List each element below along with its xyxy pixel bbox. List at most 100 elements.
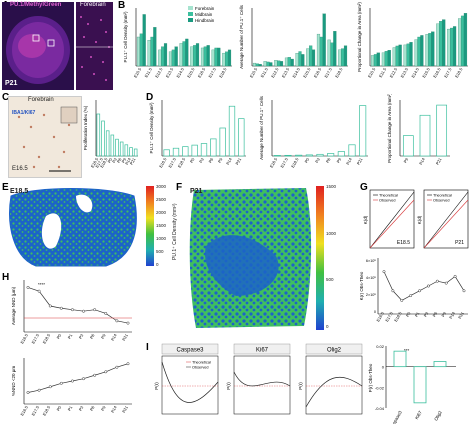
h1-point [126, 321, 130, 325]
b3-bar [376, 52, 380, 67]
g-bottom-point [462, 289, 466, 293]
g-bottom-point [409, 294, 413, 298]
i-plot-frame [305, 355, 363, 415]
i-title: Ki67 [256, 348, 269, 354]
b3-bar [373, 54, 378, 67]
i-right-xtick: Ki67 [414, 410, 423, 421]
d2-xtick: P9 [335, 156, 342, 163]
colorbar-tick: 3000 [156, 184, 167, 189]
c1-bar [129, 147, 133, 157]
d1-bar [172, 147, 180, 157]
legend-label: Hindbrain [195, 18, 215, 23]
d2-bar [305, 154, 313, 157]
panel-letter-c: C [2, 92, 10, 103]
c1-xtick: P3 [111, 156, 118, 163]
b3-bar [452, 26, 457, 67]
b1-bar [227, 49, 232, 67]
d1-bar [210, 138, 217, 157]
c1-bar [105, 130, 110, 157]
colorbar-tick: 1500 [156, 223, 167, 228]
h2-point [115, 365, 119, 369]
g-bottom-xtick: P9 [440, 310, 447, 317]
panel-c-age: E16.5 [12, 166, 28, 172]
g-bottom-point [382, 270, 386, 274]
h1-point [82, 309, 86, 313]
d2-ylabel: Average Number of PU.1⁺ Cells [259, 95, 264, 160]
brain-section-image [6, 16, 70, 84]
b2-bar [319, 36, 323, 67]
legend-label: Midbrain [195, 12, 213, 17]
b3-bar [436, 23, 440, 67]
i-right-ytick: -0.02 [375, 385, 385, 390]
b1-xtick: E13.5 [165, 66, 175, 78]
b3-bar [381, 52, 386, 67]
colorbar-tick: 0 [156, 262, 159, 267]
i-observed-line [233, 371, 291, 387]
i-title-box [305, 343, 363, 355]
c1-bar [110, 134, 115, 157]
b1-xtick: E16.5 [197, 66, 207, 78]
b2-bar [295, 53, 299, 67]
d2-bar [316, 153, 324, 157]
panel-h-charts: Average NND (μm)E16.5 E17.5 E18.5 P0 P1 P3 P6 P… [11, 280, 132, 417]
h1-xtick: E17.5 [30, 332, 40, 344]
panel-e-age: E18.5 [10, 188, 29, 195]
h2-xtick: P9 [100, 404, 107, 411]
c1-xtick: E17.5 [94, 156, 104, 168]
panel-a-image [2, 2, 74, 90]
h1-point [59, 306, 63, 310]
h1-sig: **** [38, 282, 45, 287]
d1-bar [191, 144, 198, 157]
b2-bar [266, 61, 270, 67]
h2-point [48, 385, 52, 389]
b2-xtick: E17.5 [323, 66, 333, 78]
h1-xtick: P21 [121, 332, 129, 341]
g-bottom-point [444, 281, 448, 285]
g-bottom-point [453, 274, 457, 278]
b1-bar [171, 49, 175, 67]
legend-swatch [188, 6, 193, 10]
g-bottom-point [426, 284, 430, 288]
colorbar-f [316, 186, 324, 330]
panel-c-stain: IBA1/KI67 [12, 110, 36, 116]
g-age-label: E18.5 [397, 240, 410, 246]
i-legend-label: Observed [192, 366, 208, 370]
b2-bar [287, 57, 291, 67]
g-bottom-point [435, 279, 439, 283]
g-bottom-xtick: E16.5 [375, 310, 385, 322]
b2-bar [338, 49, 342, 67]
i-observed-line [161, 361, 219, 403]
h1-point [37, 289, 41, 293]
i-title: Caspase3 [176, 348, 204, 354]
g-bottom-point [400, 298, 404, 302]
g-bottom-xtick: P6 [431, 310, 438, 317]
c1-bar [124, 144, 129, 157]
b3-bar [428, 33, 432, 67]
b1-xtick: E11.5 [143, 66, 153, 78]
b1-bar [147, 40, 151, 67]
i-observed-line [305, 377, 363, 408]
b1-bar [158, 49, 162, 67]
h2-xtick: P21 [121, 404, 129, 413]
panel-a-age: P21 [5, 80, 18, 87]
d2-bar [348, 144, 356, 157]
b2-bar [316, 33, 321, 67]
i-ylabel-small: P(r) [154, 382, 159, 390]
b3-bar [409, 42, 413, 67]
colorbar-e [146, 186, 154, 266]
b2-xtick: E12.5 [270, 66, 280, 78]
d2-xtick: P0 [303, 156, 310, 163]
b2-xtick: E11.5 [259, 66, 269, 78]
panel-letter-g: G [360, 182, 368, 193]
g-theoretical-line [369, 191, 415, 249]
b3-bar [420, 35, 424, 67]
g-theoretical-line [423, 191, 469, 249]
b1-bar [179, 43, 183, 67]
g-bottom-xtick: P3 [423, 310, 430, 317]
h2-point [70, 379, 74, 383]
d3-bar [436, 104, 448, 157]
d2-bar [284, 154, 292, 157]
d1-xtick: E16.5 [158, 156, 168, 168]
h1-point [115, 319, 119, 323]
********************
▸ Work required: Where the word "legend" appears in a line of the data above, tally that line; then give the total and nothing more.

▸ Your solution: 4